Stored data
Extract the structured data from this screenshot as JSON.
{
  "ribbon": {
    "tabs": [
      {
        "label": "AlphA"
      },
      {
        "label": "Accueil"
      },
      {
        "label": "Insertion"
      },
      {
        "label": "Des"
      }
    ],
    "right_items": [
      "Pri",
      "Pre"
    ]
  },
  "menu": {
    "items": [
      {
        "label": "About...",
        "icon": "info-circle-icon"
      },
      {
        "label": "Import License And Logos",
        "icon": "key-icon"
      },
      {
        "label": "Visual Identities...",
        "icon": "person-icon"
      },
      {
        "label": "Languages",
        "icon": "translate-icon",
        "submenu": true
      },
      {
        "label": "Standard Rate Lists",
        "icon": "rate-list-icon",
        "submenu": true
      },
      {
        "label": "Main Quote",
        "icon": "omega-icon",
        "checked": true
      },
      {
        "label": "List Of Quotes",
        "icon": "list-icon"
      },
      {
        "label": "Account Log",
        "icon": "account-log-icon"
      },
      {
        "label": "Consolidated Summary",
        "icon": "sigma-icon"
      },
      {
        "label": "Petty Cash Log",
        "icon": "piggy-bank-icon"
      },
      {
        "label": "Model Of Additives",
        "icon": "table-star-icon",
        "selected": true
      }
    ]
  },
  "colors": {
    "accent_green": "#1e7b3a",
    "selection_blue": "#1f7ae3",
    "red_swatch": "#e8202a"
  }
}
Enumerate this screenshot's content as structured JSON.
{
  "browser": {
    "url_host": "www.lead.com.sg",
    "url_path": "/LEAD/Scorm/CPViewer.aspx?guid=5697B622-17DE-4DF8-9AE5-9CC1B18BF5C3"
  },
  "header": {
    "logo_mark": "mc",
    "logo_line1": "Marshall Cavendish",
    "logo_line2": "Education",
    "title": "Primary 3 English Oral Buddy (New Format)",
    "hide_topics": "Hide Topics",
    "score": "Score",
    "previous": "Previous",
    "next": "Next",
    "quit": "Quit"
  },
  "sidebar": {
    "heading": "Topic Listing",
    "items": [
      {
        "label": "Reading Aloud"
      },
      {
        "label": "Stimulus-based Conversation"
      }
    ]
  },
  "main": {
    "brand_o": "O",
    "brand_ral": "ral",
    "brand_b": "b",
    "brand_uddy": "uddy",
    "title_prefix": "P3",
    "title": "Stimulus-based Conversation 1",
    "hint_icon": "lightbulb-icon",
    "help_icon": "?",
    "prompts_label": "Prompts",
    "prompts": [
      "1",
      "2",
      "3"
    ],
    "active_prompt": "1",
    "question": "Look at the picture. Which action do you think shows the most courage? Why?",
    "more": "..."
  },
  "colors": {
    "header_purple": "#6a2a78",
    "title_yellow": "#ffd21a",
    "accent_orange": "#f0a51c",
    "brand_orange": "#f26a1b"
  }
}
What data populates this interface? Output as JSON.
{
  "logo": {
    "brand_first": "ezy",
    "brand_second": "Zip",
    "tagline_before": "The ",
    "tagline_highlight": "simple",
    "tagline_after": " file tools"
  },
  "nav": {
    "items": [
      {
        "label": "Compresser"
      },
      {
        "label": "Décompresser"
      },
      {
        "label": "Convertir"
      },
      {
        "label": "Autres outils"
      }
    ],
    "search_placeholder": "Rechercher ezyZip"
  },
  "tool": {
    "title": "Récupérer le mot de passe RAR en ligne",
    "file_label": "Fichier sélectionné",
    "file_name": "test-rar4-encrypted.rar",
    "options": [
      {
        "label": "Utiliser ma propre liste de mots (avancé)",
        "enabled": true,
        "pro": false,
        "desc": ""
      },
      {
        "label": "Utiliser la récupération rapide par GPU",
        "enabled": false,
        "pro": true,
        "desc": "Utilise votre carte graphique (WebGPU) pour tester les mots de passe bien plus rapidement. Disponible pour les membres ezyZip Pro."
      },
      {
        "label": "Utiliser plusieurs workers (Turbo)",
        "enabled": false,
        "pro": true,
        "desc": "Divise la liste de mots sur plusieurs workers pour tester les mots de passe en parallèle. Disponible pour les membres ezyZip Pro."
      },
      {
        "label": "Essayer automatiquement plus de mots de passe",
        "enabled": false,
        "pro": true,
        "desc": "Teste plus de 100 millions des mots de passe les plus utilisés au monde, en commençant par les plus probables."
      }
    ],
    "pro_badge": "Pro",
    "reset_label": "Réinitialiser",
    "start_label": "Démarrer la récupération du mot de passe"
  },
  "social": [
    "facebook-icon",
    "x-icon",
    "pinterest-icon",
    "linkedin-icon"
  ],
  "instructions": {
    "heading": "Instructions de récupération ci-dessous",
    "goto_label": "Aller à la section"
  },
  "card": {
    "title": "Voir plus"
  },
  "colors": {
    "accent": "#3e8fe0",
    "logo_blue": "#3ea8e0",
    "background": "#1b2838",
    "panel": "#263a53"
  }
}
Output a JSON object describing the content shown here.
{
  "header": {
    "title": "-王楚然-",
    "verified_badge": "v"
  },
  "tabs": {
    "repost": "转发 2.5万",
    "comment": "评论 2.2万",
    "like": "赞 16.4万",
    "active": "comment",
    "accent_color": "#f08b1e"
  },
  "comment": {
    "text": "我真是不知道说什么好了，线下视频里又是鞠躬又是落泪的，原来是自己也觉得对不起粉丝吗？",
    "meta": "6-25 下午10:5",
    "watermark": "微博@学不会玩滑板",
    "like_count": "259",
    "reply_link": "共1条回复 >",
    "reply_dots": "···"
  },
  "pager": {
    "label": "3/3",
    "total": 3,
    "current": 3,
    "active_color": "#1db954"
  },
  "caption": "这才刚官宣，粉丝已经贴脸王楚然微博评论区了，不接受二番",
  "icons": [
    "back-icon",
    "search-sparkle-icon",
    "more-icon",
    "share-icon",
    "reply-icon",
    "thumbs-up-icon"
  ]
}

> _THE PROBLEM_: Extract all of the data shown above without alteration.

> _PROBLEM SOLUTION_:
Extract the structured data from this screenshot as JSON.
{
  "ribbon": {
    "tabs": [
      {
        "label": "AlphA"
      },
      {
        "label": "Accueil"
      },
      {
        "label": "Insertion"
      },
      {
        "label": "Des"
      }
    ],
    "right_items": [
      "Pri",
      "Pre"
    ]
  },
  "menu": {
    "items": [
      {
        "label": "About...",
        "icon": "info-circle-icon"
      },
      {
        "label": "Import License And Logos",
        "icon": "key-icon"
      },
      {
        "label": "Visual Identities...",
        "icon": "person-icon"
      },
      {
        "label": "Languages",
        "icon": "translate-icon",
        "submenu": true
      },
      {
        "label": "Standard Rate Lists",
        "icon": "rate-list-icon",
        "submenu": true
      },
      {
        "label": "Main Quote",
        "icon": "omega-icon",
        "checked": true
      },
      {
        "label": "List Of Quotes",
        "icon": "list-icon"
      },
      {
        "label": "Account Log",
        "icon": "account-log-icon"
      },
      {
        "label": "Consolidated Summary",
        "icon": "sigma-icon"
      },
      {
        "label": "Petty Cash Log",
        "icon": "piggy-bank-icon"
      },
      {
        "label": "Model Of Additives",
        "icon": "table-star-icon",
        "selected": true
      }
    ]
  },
  "colors": {
    "accent_green": "#1e7b3a",
    "selection_blue": "#1f7ae3",
    "red_swatch": "#e8202a"
  }
}
Enumerate this screenshot's content as structured JSON.
{
  "browser": {
    "url_host": "www.lead.com.sg",
    "url_path": "/LEAD/Scorm/CPViewer.aspx?guid=5697B622-17DE-4DF8-9AE5-9CC1B18BF5C3"
  },
  "header": {
    "logo_mark": "mc",
    "logo_line1": "Marshall Cavendish",
    "logo_line2": "Education",
    "title": "Primary 3 English Oral Buddy (New Format)",
    "hide_topics": "Hide Topics",
    "score": "Score",
    "previous": "Previous",
    "next": "Next",
    "quit": "Quit"
  },
  "sidebar": {
    "heading": "Topic Listing",
    "items": [
      {
        "label": "Reading Aloud"
      },
      {
        "label": "Stimulus-based Conversation"
      }
    ]
  },
  "main": {
    "brand_o": "O",
    "brand_ral": "ral",
    "brand_b": "b",
    "brand_uddy": "uddy",
    "title_prefix": "P3",
    "title": "Stimulus-based Conversation 1",
    "hint_icon": "lightbulb-icon",
    "help_icon": "?",
    "prompts_label": "Prompts",
    "prompts": [
      "1",
      "2",
      "3"
    ],
    "active_prompt": "1",
    "question": "Look at the picture. Which action do you think shows the most courage? Why?",
    "more": "..."
  },
  "colors": {
    "header_purple": "#6a2a78",
    "title_yellow": "#ffd21a",
    "accent_orange": "#f0a51c",
    "brand_orange": "#f26a1b"
  }
}
What data populates this interface? Output as JSON.
{
  "logo": {
    "brand_first": "ezy",
    "brand_second": "Zip",
    "tagline_before": "The ",
    "tagline_highlight": "simple",
    "tagline_after": " file tools"
  },
  "nav": {
    "items": [
      {
        "label": "Compresser"
      },
      {
        "label": "Décompresser"
      },
      {
        "label": "Convertir"
      },
      {
        "label": "Autres outils"
      }
    ],
    "search_placeholder": "Rechercher ezyZip"
  },
  "tool": {
    "title": "Récupérer le mot de passe RAR en ligne",
    "file_label": "Fichier sélectionné",
    "file_name": "test-rar4-encrypted.rar",
    "options": [
      {
        "label": "Utiliser ma propre liste de mots (avancé)",
        "enabled": true,
        "pro": false,
        "desc": ""
      },
      {
        "label": "Utiliser la récupération rapide par GPU",
        "enabled": false,
        "pro": true,
        "desc": "Utilise votre carte graphique (WebGPU) pour tester les mots de passe bien plus rapidement. Disponible pour les membres ezyZip Pro."
      },
      {
        "label": "Utiliser plusieurs workers (Turbo)",
        "enabled": false,
        "pro": true,
        "desc": "Divise la liste de mots sur plusieurs workers pour tester les mots de passe en parallèle. Disponible pour les membres ezyZip Pro."
      },
      {
        "label": "Essayer automatiquement plus de mots de passe",
        "enabled": false,
        "pro": true,
        "desc": "Teste plus de 100 millions des mots de passe les plus utilisés au monde, en commençant par les plus probables."
      }
    ],
    "pro_badge": "Pro",
    "reset_label": "Réinitialiser",
    "start_label": "Démarrer la récupération du mot de passe"
  },
  "social": [
    "facebook-icon",
    "x-icon",
    "pinterest-icon",
    "linkedin-icon"
  ],
  "instructions": {
    "heading": "Instructions de récupération ci-dessous",
    "goto_label": "Aller à la section"
  },
  "card": {
    "title": "Voir plus"
  },
  "colors": {
    "accent": "#3e8fe0",
    "logo_blue": "#3ea8e0",
    "background": "#1b2838",
    "panel": "#263a53"
  }
}
Output a JSON object describing the content shown here.
{
  "header": {
    "title": "-王楚然-",
    "verified_badge": "v"
  },
  "tabs": {
    "repost": "转发 2.5万",
    "comment": "评论 2.2万",
    "like": "赞 16.4万",
    "active": "comment",
    "accent_color": "#f08b1e"
  },
  "comment": {
    "text": "我真是不知道说什么好了，线下视频里又是鞠躬又是落泪的，原来是自己也觉得对不起粉丝吗？",
    "meta": "6-25 下午10:5",
    "watermark": "微博@学不会玩滑板",
    "like_count": "259",
    "reply_link": "共1条回复 >",
    "reply_dots": "···"
  },
  "pager": {
    "label": "3/3",
    "total": 3,
    "current": 3,
    "active_color": "#1db954"
  },
  "caption": "这才刚官宣，粉丝已经贴脸王楚然微博评论区了，不接受二番",
  "icons": [
    "back-icon",
    "search-sparkle-icon",
    "more-icon",
    "share-icon",
    "reply-icon",
    "thumbs-up-icon"
  ]
}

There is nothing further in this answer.